→ What you will do
Transcribe the records below exactly as they appear.

**** Entries

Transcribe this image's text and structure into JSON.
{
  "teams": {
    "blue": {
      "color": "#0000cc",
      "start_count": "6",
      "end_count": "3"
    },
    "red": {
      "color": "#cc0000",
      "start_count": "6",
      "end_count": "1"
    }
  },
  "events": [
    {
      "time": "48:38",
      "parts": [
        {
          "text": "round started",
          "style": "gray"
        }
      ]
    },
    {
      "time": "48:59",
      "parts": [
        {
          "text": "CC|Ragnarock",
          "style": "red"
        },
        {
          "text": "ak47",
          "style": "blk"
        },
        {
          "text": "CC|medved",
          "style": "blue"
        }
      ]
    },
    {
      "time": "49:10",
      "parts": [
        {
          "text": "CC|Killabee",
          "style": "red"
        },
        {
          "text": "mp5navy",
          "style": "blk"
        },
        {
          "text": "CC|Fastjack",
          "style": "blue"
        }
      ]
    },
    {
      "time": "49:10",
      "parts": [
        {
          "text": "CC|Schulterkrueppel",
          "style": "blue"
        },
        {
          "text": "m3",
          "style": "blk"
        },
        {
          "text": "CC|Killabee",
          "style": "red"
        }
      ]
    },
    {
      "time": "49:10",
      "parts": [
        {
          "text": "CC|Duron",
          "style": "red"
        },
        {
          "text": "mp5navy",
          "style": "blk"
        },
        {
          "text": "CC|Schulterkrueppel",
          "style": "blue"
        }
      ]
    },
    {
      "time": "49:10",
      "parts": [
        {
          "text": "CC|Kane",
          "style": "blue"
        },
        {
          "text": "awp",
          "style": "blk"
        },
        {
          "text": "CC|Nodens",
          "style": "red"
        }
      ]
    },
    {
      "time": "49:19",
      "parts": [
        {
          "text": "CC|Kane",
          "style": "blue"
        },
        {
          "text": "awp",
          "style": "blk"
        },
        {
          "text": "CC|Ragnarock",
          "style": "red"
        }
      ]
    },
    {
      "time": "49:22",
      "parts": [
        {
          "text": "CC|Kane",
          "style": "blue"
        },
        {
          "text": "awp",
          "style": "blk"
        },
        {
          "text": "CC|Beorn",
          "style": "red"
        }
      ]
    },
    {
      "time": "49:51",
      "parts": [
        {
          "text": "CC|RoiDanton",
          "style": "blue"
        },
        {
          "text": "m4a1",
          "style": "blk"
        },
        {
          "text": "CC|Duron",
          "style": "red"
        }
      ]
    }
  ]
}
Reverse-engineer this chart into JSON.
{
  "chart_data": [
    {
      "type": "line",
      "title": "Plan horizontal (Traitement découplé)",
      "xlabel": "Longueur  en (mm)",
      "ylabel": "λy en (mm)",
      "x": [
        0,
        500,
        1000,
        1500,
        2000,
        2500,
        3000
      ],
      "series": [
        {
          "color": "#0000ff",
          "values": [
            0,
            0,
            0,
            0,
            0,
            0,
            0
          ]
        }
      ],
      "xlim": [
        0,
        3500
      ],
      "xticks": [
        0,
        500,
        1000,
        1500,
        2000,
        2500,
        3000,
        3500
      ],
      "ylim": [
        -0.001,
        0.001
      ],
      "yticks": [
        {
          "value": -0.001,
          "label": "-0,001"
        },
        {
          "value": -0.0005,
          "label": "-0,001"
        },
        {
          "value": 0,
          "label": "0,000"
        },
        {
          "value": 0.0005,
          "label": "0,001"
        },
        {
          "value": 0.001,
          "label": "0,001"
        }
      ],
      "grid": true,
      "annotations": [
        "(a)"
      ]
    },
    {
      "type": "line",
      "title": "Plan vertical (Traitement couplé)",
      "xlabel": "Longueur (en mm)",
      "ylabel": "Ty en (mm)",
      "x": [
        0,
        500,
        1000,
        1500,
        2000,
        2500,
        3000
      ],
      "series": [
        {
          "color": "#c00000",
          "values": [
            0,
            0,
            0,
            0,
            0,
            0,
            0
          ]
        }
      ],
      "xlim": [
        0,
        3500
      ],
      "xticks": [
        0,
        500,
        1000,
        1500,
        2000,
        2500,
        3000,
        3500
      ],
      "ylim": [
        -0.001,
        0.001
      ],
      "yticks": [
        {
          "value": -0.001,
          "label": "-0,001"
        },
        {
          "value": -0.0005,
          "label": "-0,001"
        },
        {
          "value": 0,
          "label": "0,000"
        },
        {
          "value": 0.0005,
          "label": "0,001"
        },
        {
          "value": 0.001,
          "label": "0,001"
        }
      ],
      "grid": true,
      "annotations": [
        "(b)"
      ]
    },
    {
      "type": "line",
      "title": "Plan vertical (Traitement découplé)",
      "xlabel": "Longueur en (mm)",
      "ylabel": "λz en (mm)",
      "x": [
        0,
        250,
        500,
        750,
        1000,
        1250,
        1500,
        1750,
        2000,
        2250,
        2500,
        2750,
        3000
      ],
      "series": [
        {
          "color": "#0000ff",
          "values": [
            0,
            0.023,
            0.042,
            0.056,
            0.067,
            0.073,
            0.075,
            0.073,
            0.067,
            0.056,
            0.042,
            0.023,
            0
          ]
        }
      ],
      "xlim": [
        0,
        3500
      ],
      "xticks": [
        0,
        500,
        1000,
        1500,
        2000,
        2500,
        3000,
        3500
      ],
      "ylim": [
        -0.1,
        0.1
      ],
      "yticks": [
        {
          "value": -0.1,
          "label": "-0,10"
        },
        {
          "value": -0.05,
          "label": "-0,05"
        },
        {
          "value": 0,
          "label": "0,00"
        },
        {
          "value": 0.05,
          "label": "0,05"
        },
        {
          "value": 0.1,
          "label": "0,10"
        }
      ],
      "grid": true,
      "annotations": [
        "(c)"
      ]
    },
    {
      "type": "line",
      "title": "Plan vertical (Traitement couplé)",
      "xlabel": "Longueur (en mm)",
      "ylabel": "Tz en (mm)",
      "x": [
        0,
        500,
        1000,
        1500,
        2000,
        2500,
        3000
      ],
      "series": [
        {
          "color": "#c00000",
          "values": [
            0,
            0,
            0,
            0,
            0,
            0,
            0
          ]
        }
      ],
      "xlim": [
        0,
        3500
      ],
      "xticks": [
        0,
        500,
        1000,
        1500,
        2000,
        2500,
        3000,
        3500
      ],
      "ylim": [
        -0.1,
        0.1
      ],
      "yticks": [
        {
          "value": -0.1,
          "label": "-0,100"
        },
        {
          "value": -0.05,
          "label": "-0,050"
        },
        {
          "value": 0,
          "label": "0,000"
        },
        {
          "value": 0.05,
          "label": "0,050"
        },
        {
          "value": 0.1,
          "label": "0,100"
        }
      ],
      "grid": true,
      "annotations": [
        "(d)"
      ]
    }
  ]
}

********

→ Response for this exercise
Transcribe this image's text and structure into JSON.
{
  "teams": {
    "blue": {
      "color": "#0000cc",
      "start_count": "6",
      "end_count": "3"
    },
    "red": {
      "color": "#cc0000",
      "start_count": "6",
      "end_count": "1"
    }
  },
  "events": [
    {
      "time": "48:38",
      "parts": [
        {
          "text": "round started",
          "style": "gray"
        }
      ]
    },
    {
      "time": "48:59",
      "parts": [
        {
          "text": "CC|Ragnarock",
          "style": "red"
        },
        {
          "text": "ak47",
          "style": "blk"
        },
        {
          "text": "CC|medved",
          "style": "blue"
        }
      ]
    },
    {
      "time": "49:10",
      "parts": [
        {
          "text": "CC|Killabee",
          "style": "red"
        },
        {
          "text": "mp5navy",
          "style": "blk"
        },
        {
          "text": "CC|Fastjack",
          "style": "blue"
        }
      ]
    },
    {
      "time": "49:10",
      "parts": [
        {
          "text": "CC|Schulterkrueppel",
          "style": "blue"
        },
        {
          "text": "m3",
          "style": "blk"
        },
        {
          "text": "CC|Killabee",
          "style": "red"
        }
      ]
    },
    {
      "time": "49:10",
      "parts": [
        {
          "text": "CC|Duron",
          "style": "red"
        },
        {
          "text": "mp5navy",
          "style": "blk"
        },
        {
          "text": "CC|Schulterkrueppel",
          "style": "blue"
        }
      ]
    },
    {
      "time": "49:10",
      "parts": [
        {
          "text": "CC|Kane",
          "style": "blue"
        },
        {
          "text": "awp",
          "style": "blk"
        },
        {
          "text": "CC|Nodens",
          "style": "red"
        }
      ]
    },
    {
      "time": "49:19",
      "parts": [
        {
          "text": "CC|Kane",
          "style": "blue"
        },
        {
          "text": "awp",
          "style": "blk"
        },
        {
          "text": "CC|Ragnarock",
          "style": "red"
        }
      ]
    },
    {
      "time": "49:22",
      "parts": [
        {
          "text": "CC|Kane",
          "style": "blue"
        },
        {
          "text": "awp",
          "style": "blk"
        },
        {
          "text": "CC|Beorn",
          "style": "red"
        }
      ]
    },
    {
      "time": "49:51",
      "parts": [
        {
          "text": "CC|RoiDanton",
          "style": "blue"
        },
        {
          "text": "m4a1",
          "style": "blk"
        },
        {
          "text": "CC|Duron",
          "style": "red"
        }
      ]
    }
  ]
}
Reverse-engineer this chart into JSON.
{
  "chart_data": [
    {
      "type": "line",
      "title": "Plan horizontal (Traitement découplé)",
      "xlabel": "Longueur  en (mm)",
      "ylabel": "λy en (mm)",
      "x": [
        0,
        500,
        1000,
        1500,
        2000,
        2500,
        3000
      ],
      "series": [
        {
          "color": "#0000ff",
          "values": [
            0,
            0,
            0,
            0,
            0,
            0,
            0
          ]
        }
      ],
      "xlim": [
        0,
        3500
      ],
      "xticks": [
        0,
        500,
        1000,
        1500,
        2000,
        2500,
        3000,
        3500
      ],
      "ylim": [
        -0.001,
        0.001
      ],
      "yticks": [
        {
          "value": -0.001,
          "label": "-0,001"
        },
        {
          "value": -0.0005,
          "label": "-0,001"
        },
        {
          "value": 0,
          "label": "0,000"
        },
        {
          "value": 0.0005,
          "label": "0,001"
        },
        {
          "value": 0.001,
          "label": "0,001"
        }
      ],
      "grid": true,
      "annotations": [
        "(a)"
      ]
    },
    {
      "type": "line",
      "title": "Plan vertical (Traitement couplé)",
      "xlabel": "Longueur (en mm)",
      "ylabel": "Ty en (mm)",
      "x": [
        0,
        500,
        1000,
        1500,
        2000,
        2500,
        3000
      ],
      "series": [
        {
          "color": "#c00000",
          "values": [
            0,
            0,
            0,
            0,
            0,
            0,
            0
          ]
        }
      ],
      "xlim": [
        0,
        3500
      ],
      "xticks": [
        0,
        500,
        1000,
        1500,
        2000,
        2500,
        3000,
        3500
      ],
      "ylim": [
        -0.001,
        0.001
      ],
      "yticks": [
        {
          "value": -0.001,
          "label": "-0,001"
        },
        {
          "value": -0.0005,
          "label": "-0,001"
        },
        {
          "value": 0,
          "label": "0,000"
        },
        {
          "value": 0.0005,
          "label": "0,001"
        },
        {
          "value": 0.001,
          "label": "0,001"
        }
      ],
      "grid": true,
      "annotations": [
        "(b)"
      ]
    },
    {
      "type": "line",
      "title": "Plan vertical (Traitement découplé)",
      "xlabel": "Longueur en (mm)",
      "ylabel": "λz en (mm)",
      "x": [
        0,
        250,
        500,
        750,
        1000,
        1250,
        1500,
        1750,
        2000,
        2250,
        2500,
        2750,
        3000
      ],
      "series": [
        {
          "color": "#0000ff",
          "values": [
            0,
            0.023,
            0.042,
            0.056,
            0.067,
            0.073,
            0.075,
            0.073,
            0.067,
            0.056,
            0.042,
            0.023,
            0
          ]
        }
      ],
      "xlim": [
        0,
        3500
      ],
      "xticks": [
        0,
        500,
        1000,
        1500,
        2000,
        2500,
        3000,
        3500
      ],
      "ylim": [
        -0.1,
        0.1
      ],
      "yticks": [
        {
          "value": -0.1,
          "label": "-0,10"
        },
        {
          "value": -0.05,
          "label": "-0,05"
        },
        {
          "value": 0,
          "label": "0,00"
        },
        {
          "value": 0.05,
          "label": "0,05"
        },
        {
          "value": 0.1,
          "label": "0,10"
        }
      ],
      "grid": true,
      "annotations": [
        "(c)"
      ]
    },
    {
      "type": "line",
      "title": "Plan vertical (Traitement couplé)",
      "xlabel": "Longueur (en mm)",
      "ylabel": "Tz en (mm)",
      "x": [
        0,
        500,
        1000,
        1500,
        2000,
        2500,
        3000
      ],
      "series": [
        {
          "color": "#c00000",
          "values": [
            0,
            0,
            0,
            0,
            0,
            0,
            0
          ]
        }
      ],
      "xlim": [
        0,
        3500
      ],
      "xticks": [
        0,
        500,
        1000,
        1500,
        2000,
        2500,
        3000,
        3500
      ],
      "ylim": [
        -0.1,
        0.1
      ],
      "yticks": [
        {
          "value": -0.1,
          "label": "-0,100"
        },
        {
          "value": -0.05,
          "label": "-0,050"
        },
        {
          "value": 0,
          "label": "0,000"
        },
        {
          "value": 0.05,
          "label": "0,050"
        },
        {
          "value": 0.1,
          "label": "0,100"
        }
      ],
      "grid": true,
      "annotations": [
        "(d)"
      ]
    }
  ]
}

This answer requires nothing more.